## [Dataset entries]
--
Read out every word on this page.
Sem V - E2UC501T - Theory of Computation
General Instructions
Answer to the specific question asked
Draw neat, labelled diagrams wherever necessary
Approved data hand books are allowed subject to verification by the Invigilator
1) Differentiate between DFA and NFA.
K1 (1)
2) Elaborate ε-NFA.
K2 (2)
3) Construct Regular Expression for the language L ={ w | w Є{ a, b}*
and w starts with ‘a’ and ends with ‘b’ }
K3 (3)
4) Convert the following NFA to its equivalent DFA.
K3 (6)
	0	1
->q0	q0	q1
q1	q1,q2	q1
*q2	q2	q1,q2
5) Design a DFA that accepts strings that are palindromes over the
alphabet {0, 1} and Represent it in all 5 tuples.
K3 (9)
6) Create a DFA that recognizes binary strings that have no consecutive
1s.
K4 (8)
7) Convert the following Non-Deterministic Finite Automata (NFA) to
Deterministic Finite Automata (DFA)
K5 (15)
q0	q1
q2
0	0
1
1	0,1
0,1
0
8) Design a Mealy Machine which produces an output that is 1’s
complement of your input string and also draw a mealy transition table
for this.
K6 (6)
--
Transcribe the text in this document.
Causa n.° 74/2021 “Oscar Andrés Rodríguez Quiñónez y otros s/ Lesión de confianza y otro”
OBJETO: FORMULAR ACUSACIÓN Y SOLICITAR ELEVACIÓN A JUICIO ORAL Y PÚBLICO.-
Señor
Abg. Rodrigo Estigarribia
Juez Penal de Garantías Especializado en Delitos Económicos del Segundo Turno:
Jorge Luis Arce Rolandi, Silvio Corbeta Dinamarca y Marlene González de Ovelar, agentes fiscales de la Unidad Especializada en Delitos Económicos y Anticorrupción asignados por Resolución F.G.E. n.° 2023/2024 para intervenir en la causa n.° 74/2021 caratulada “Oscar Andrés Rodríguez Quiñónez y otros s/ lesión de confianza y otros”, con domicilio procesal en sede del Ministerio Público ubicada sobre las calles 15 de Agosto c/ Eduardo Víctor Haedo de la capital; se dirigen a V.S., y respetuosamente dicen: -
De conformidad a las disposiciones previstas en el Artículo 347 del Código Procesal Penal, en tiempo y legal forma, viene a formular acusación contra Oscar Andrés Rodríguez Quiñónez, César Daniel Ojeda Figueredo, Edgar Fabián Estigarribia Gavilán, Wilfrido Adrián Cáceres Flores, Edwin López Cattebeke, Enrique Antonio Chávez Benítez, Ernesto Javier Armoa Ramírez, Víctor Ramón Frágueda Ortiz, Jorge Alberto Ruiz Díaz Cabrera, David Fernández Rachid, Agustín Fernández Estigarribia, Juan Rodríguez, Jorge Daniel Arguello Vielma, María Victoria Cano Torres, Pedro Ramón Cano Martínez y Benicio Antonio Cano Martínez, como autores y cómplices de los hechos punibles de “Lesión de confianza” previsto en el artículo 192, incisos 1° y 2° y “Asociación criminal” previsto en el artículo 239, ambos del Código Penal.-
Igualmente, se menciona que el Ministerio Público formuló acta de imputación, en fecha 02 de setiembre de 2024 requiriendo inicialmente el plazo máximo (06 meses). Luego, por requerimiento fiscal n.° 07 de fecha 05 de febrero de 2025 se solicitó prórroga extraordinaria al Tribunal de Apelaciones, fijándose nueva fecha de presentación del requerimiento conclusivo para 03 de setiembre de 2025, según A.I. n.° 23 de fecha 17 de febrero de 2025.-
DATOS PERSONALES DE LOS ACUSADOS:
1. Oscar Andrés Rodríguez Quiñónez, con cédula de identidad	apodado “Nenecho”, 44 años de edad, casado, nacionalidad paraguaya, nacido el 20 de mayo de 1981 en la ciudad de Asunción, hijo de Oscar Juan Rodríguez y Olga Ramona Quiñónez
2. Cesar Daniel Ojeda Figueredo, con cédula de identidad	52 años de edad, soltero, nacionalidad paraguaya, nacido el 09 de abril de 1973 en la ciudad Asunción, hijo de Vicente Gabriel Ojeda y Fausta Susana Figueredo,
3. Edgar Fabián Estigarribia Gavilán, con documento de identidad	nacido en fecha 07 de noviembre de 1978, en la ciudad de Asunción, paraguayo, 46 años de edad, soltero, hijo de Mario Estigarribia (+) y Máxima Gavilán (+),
--
## [Task statement]
Reply with the number of lines in the preceding entries that contain "this", and no other words.

## [Correct result]
3